----- GIVEN INFORMATION
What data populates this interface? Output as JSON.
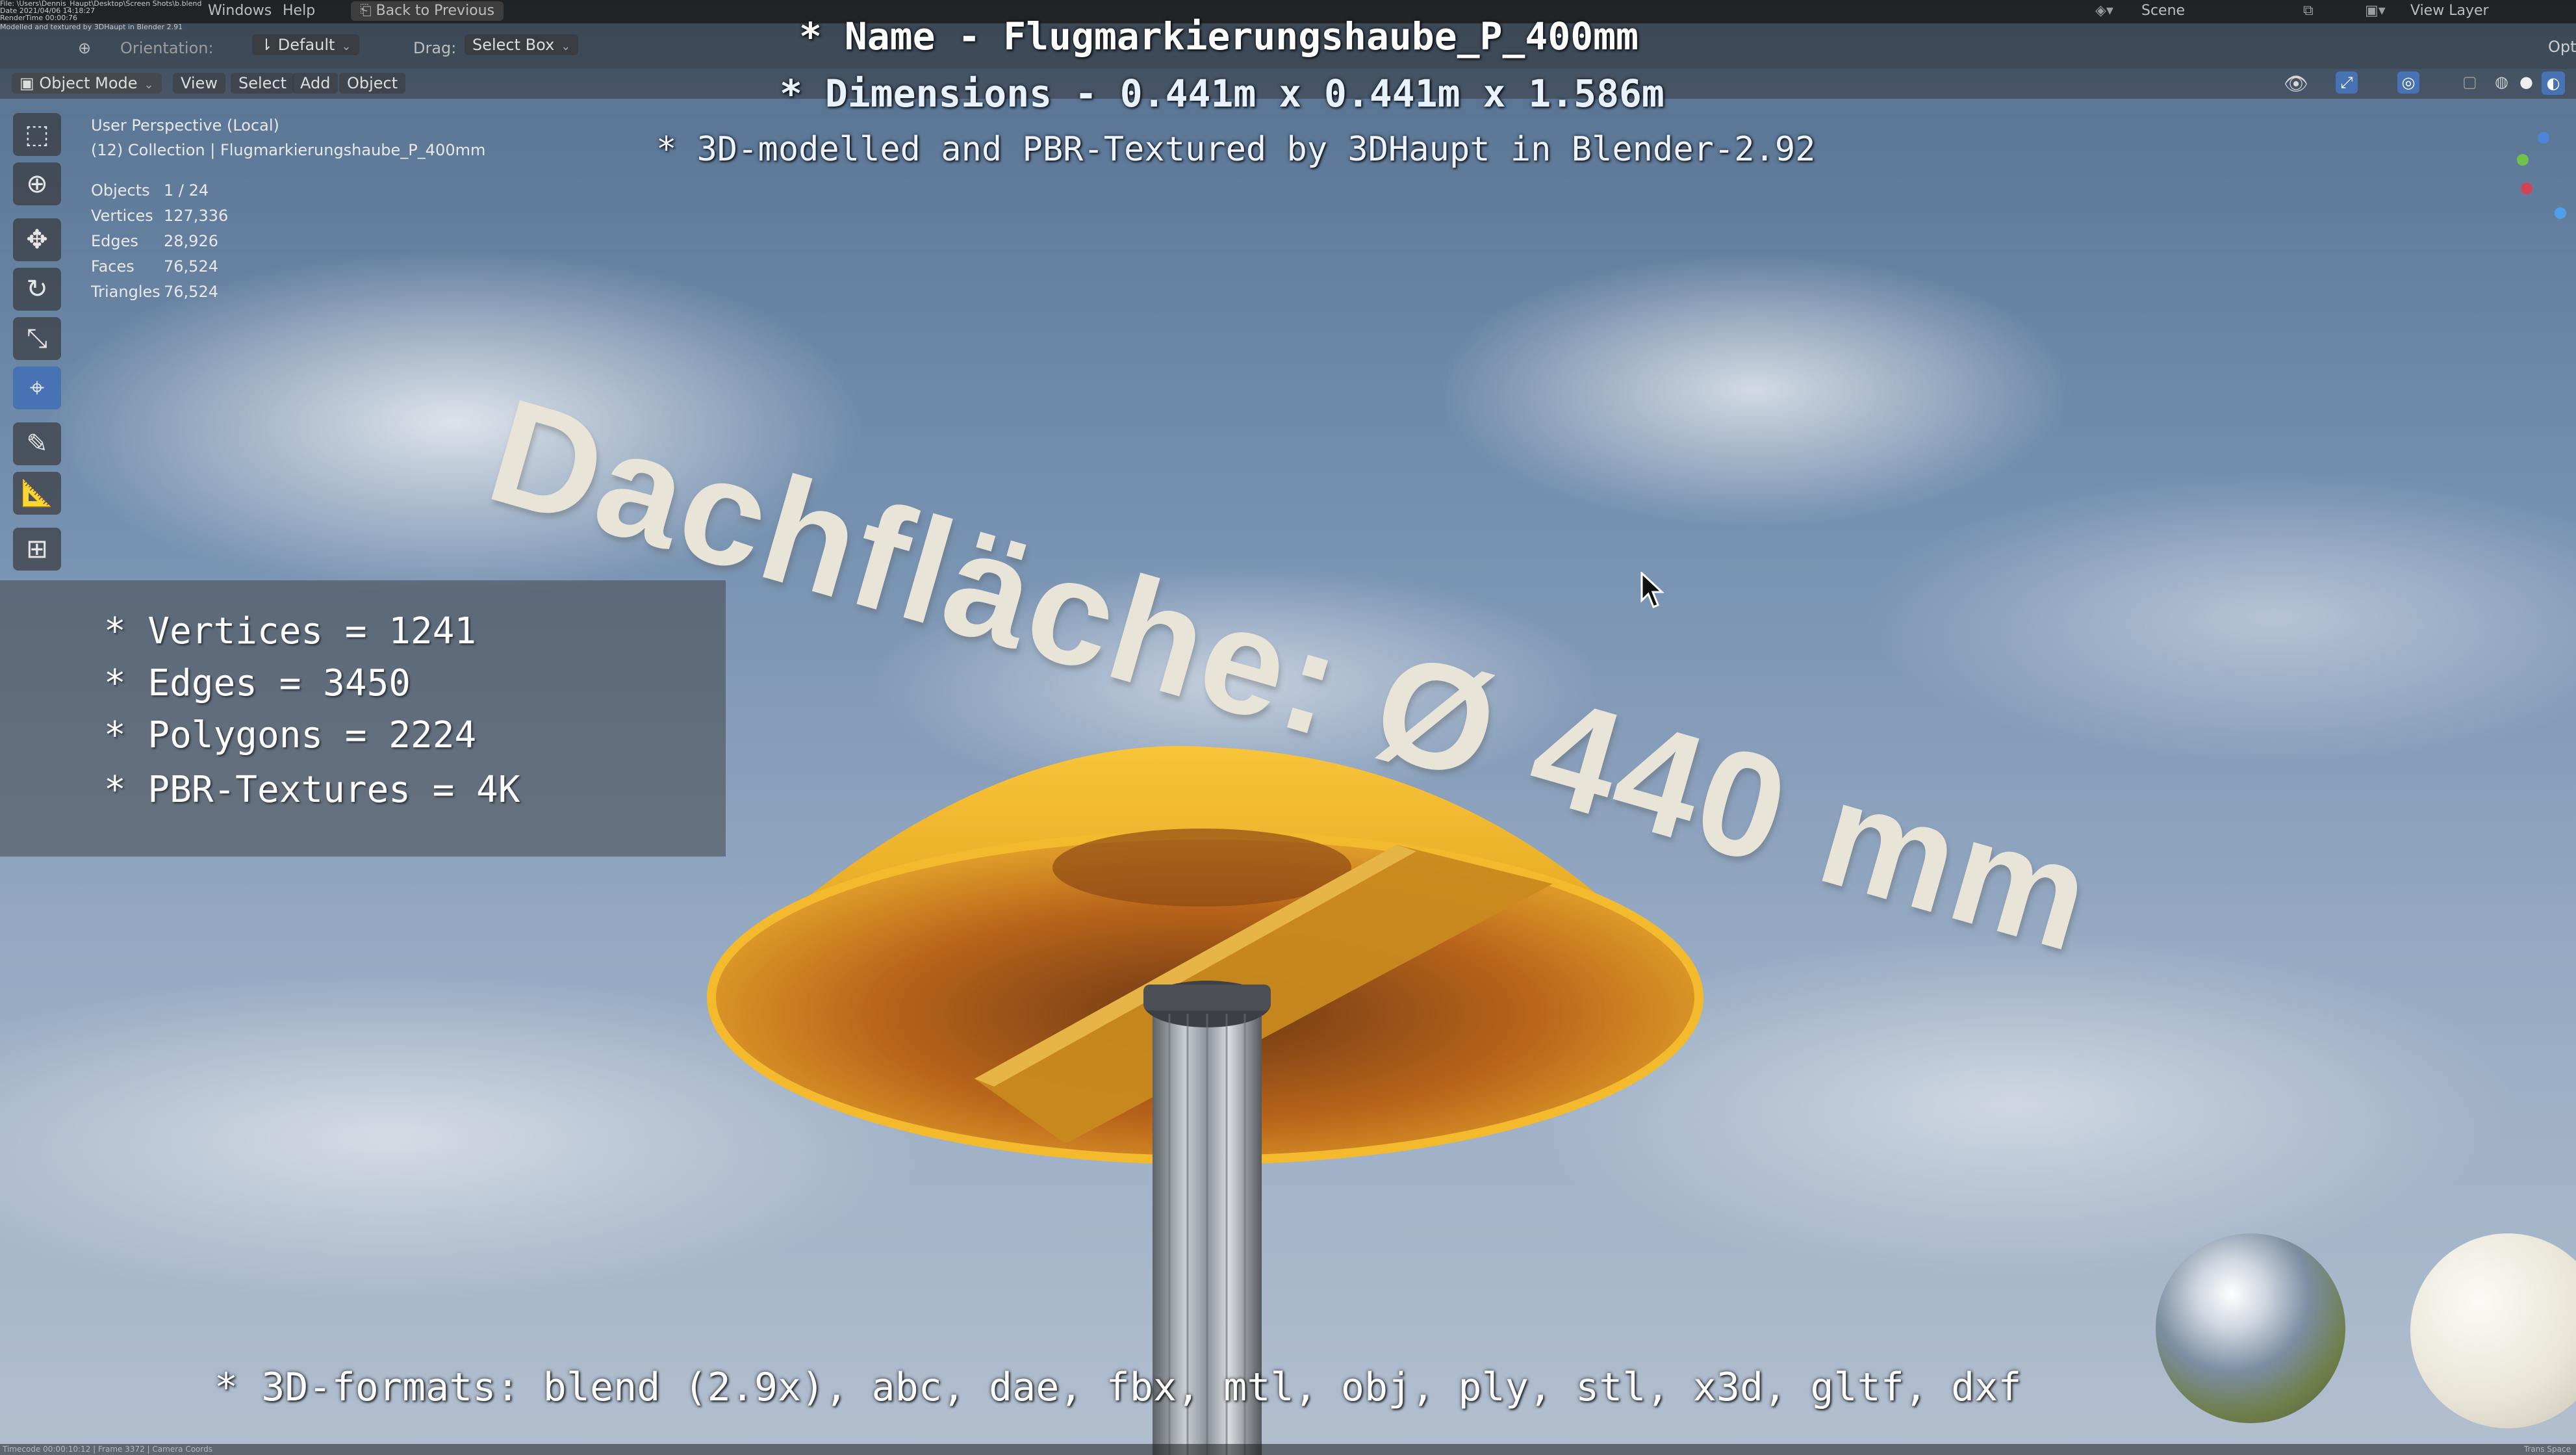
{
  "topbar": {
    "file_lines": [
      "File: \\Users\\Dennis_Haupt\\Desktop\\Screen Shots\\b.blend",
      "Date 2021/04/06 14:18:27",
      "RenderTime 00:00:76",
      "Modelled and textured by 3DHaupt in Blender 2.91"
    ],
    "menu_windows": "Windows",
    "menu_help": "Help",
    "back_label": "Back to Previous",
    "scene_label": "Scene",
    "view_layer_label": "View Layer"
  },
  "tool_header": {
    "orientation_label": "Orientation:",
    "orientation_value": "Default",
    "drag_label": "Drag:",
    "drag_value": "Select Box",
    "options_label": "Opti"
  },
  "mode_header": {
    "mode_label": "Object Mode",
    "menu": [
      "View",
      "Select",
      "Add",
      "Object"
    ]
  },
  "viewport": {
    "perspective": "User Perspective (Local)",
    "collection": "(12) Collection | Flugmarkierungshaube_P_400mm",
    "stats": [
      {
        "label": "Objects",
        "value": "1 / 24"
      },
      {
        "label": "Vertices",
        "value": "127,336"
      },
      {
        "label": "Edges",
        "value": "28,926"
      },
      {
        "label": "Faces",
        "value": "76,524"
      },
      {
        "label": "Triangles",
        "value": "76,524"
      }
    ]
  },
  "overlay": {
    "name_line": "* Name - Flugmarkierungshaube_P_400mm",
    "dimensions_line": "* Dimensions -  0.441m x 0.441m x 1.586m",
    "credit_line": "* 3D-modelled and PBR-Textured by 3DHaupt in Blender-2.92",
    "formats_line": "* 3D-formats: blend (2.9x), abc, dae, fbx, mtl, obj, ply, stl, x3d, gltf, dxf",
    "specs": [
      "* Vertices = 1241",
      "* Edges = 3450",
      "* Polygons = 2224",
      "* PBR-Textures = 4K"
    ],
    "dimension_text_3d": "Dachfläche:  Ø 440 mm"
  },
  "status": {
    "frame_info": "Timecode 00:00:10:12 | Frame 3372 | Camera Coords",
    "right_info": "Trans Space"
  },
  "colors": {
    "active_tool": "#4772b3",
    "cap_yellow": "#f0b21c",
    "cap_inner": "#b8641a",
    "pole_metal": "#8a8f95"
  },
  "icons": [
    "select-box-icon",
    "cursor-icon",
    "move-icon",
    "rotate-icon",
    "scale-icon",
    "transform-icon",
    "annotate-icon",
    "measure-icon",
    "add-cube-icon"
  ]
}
----------
Repeat the records in full, exactly as they appear, without the pictures.

▸ **THE REPLY**
What data populates this interface? Output as JSON.
{
  "topbar": {
    "file_lines": [
      "File: \\Users\\Dennis_Haupt\\Desktop\\Screen Shots\\b.blend",
      "Date 2021/04/06 14:18:27",
      "RenderTime 00:00:76",
      "Modelled and textured by 3DHaupt in Blender 2.91"
    ],
    "menu_windows": "Windows",
    "menu_help": "Help",
    "back_label": "Back to Previous",
    "scene_label": "Scene",
    "view_layer_label": "View Layer"
  },
  "tool_header": {
    "orientation_label": "Orientation:",
    "orientation_value": "Default",
    "drag_label": "Drag:",
    "drag_value": "Select Box",
    "options_label": "Opti"
  },
  "mode_header": {
    "mode_label": "Object Mode",
    "menu": [
      "View",
      "Select",
      "Add",
      "Object"
    ]
  },
  "viewport": {
    "perspective": "User Perspective (Local)",
    "collection": "(12) Collection | Flugmarkierungshaube_P_400mm",
    "stats": [
      {
        "label": "Objects",
        "value": "1 / 24"
      },
      {
        "label": "Vertices",
        "value": "127,336"
      },
      {
        "label": "Edges",
        "value": "28,926"
      },
      {
        "label": "Faces",
        "value": "76,524"
      },
      {
        "label": "Triangles",
        "value": "76,524"
      }
    ]
  },
  "overlay": {
    "name_line": "* Name - Flugmarkierungshaube_P_400mm",
    "dimensions_line": "* Dimensions -  0.441m x 0.441m x 1.586m",
    "credit_line": "* 3D-modelled and PBR-Textured by 3DHaupt in Blender-2.92",
    "formats_line": "* 3D-formats: blend (2.9x), abc, dae, fbx, mtl, obj, ply, stl, x3d, gltf, dxf",
    "specs": [
      "* Vertices = 1241",
      "* Edges = 3450",
      "* Polygons = 2224",
      "* PBR-Textures = 4K"
    ],
    "dimension_text_3d": "Dachfläche:  Ø 440 mm"
  },
  "status": {
    "frame_info": "Timecode 00:00:10:12 | Frame 3372 | Camera Coords",
    "right_info": "Trans Space"
  },
  "colors": {
    "active_tool": "#4772b3",
    "cap_yellow": "#f0b21c",
    "cap_inner": "#b8641a",
    "pole_metal": "#8a8f95"
  },
  "icons": [
    "select-box-icon",
    "cursor-icon",
    "move-icon",
    "rotate-icon",
    "scale-icon",
    "transform-icon",
    "annotate-icon",
    "measure-icon",
    "add-cube-icon"
  ]
}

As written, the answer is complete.